◆ Written request
Print the data exactly as it is given, please.

***** Input records *****

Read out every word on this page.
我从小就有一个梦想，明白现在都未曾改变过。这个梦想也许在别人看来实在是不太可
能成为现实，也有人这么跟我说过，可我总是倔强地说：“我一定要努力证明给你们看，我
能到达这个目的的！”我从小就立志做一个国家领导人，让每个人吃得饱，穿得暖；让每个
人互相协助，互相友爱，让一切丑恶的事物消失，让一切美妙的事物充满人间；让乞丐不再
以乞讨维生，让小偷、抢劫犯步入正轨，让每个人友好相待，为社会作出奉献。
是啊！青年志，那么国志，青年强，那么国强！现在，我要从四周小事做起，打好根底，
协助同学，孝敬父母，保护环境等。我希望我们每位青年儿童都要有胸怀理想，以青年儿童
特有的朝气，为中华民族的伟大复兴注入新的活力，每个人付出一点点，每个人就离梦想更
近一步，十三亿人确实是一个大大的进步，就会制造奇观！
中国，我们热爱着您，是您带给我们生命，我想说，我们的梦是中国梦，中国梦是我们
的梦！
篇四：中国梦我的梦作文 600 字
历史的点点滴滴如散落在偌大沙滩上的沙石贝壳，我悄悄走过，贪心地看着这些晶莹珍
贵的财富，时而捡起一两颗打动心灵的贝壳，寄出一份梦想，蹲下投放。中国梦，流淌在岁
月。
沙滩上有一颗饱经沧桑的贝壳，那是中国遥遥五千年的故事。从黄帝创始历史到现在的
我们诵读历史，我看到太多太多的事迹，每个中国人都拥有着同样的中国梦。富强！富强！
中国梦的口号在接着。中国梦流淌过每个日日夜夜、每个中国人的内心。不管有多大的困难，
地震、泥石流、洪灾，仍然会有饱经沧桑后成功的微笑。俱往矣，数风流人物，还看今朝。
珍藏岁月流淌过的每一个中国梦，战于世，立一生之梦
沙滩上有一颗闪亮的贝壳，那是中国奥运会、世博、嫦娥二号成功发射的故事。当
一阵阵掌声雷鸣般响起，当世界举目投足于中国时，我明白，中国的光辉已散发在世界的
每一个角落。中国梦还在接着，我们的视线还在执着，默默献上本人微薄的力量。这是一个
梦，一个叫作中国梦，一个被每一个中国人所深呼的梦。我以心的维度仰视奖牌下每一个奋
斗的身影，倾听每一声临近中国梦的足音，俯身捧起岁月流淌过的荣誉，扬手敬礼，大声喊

*****

◆ Finished answer
Read out every word on this page.
我从小就有一个梦想，明白现在都未曾改变过。这个梦想也许在别人看来实在是不太可
能成为现实，也有人这么跟我说过，可我总是倔强地说：“我一定要努力证明给你们看，我
能到达这个目的的！”我从小就立志做一个国家领导人，让每个人吃得饱，穿得暖；让每个
人互相协助，互相友爱，让一切丑恶的事物消失，让一切美妙的事物充满人间；让乞丐不再
以乞讨维生，让小偷、抢劫犯步入正轨，让每个人友好相待，为社会作出奉献。
是啊！青年志，那么国志，青年强，那么国强！现在，我要从四周小事做起，打好根底，
协助同学，孝敬父母，保护环境等。我希望我们每位青年儿童都要有胸怀理想，以青年儿童
特有的朝气，为中华民族的伟大复兴注入新的活力，每个人付出一点点，每个人就离梦想更
近一步，十三亿人确实是一个大大的进步，就会制造奇观！
中国，我们热爱着您，是您带给我们生命，我想说，我们的梦是中国梦，中国梦是我们
的梦！
篇四：中国梦我的梦作文 600 字
历史的点点滴滴如散落在偌大沙滩上的沙石贝壳，我悄悄走过，贪心地看着这些晶莹珍
贵的财富，时而捡起一两颗打动心灵的贝壳，寄出一份梦想，蹲下投放。中国梦，流淌在岁
月。
沙滩上有一颗饱经沧桑的贝壳，那是中国遥遥五千年的故事。从黄帝创始历史到现在的
我们诵读历史，我看到太多太多的事迹，每个中国人都拥有着同样的中国梦。富强！富强！
中国梦的口号在接着。中国梦流淌过每个日日夜夜、每个中国人的内心。不管有多大的困难，
地震、泥石流、洪灾，仍然会有饱经沧桑后成功的微笑。俱往矣，数风流人物，还看今朝。
珍藏岁月流淌过的每一个中国梦，战于世，立一生之梦
沙滩上有一颗闪亮的贝壳，那是中国奥运会、世博、嫦娥二号成功发射的故事。当
一阵阵掌声雷鸣般响起，当世界举目投足于中国时，我明白，中国的光辉已散发在世界的
每一个角落。中国梦还在接着，我们的视线还在执着，默默献上本人微薄的力量。这是一个
梦，一个叫作中国梦，一个被每一个中国人所深呼的梦。我以心的维度仰视奖牌下每一个奋
斗的身影，倾听每一声临近中国梦的足音，俯身捧起岁月流淌过的荣誉，扬手敬礼，大声喊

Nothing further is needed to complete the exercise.